Problem description: Work through the entries below and report how many lines include "bold". The number alone is the answer.

Data for this exercise:

################

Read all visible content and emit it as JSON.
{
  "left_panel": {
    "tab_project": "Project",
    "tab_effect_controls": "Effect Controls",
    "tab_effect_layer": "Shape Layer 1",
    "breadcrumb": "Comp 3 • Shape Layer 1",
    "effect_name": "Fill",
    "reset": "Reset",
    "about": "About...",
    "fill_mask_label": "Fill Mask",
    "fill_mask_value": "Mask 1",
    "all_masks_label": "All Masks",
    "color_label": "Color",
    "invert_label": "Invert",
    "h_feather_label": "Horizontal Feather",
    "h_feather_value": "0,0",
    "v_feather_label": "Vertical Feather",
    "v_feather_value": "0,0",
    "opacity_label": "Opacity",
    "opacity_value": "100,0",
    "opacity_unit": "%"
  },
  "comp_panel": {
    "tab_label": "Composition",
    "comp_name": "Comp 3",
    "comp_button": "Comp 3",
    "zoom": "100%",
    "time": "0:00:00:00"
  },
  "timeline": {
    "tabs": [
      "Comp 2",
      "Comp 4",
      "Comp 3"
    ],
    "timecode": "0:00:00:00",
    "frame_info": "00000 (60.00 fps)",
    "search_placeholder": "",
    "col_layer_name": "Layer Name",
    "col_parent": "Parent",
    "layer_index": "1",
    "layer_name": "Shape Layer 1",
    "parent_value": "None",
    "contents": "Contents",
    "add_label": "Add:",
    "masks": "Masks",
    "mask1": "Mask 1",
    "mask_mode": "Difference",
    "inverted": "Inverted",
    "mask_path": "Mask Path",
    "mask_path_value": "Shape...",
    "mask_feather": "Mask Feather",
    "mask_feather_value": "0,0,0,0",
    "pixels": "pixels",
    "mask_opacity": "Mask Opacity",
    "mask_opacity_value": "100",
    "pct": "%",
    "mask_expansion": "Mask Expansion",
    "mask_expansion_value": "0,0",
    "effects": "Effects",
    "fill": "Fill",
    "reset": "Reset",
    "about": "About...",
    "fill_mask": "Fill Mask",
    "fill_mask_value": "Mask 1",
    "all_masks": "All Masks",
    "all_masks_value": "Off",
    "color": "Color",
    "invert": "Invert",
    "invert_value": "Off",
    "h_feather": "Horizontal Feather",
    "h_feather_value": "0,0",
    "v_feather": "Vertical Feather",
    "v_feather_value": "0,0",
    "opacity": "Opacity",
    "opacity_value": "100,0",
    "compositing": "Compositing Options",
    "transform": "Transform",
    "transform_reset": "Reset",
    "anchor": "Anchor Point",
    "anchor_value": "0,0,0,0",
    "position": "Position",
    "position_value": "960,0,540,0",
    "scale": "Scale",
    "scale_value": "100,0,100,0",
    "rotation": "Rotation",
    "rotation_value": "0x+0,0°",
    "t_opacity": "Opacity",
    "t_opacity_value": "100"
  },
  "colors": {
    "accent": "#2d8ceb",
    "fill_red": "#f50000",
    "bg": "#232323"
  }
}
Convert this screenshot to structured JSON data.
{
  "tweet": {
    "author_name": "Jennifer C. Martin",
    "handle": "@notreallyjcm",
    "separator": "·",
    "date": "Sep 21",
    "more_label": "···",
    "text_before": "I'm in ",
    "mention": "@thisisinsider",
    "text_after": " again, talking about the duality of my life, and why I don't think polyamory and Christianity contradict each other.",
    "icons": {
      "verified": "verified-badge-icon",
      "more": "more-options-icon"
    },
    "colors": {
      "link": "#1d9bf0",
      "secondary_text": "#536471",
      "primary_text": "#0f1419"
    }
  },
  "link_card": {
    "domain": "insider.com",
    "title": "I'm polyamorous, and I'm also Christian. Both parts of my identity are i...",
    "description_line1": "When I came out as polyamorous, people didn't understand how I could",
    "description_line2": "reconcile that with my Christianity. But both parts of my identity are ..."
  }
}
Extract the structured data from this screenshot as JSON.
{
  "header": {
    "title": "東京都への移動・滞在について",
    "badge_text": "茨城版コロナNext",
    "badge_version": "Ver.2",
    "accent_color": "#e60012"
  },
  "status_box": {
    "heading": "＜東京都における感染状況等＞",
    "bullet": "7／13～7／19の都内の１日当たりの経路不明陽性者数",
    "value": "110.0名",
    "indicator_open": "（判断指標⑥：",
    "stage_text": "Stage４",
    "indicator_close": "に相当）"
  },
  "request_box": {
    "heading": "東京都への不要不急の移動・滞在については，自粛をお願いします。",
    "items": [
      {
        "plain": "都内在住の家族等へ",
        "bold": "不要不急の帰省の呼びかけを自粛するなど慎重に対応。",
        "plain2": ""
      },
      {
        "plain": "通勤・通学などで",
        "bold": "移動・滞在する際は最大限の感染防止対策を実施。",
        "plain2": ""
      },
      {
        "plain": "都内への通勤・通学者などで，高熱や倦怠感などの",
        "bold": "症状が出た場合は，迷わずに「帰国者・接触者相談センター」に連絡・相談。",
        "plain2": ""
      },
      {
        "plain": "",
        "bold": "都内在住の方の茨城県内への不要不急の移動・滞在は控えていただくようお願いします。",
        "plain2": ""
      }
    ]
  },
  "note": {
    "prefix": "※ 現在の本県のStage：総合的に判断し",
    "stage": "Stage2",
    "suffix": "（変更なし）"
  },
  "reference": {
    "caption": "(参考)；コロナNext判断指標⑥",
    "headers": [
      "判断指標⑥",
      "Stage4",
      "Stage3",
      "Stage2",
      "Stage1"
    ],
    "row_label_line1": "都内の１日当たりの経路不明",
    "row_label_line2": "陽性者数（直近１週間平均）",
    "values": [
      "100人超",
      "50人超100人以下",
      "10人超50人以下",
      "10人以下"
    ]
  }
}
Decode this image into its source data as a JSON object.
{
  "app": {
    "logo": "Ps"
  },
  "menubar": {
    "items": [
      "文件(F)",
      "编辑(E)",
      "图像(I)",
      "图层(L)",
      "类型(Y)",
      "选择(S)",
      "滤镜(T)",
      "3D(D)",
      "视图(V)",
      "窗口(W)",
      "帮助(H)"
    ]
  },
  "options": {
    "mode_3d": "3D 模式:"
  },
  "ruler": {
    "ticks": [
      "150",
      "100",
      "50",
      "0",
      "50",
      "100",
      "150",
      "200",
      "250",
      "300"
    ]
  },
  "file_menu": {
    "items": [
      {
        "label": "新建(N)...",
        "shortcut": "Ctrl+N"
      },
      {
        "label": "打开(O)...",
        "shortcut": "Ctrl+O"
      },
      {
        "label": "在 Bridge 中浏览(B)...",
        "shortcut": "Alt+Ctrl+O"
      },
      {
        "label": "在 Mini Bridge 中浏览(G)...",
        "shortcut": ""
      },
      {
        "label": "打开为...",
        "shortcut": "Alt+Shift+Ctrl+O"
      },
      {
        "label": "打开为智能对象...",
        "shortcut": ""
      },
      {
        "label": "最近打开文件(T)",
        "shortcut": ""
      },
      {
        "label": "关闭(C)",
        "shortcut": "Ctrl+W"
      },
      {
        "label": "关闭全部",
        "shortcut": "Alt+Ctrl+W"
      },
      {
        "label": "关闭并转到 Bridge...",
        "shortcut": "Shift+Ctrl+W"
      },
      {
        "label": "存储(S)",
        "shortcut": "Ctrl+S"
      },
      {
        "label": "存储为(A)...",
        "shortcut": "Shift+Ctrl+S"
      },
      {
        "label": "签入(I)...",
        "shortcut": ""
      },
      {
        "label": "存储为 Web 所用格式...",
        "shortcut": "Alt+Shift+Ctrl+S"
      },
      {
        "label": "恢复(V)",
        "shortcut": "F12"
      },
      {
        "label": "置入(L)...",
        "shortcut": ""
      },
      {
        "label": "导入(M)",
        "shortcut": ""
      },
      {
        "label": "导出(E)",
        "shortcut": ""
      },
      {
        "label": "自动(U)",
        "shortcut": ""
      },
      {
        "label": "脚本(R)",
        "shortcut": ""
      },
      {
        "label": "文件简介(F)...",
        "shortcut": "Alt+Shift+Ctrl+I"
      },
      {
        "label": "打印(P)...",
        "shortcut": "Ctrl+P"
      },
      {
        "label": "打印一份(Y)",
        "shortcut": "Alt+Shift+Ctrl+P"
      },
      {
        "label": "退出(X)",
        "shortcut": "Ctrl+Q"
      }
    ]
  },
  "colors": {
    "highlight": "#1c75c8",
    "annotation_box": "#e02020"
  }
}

################

The reply: 4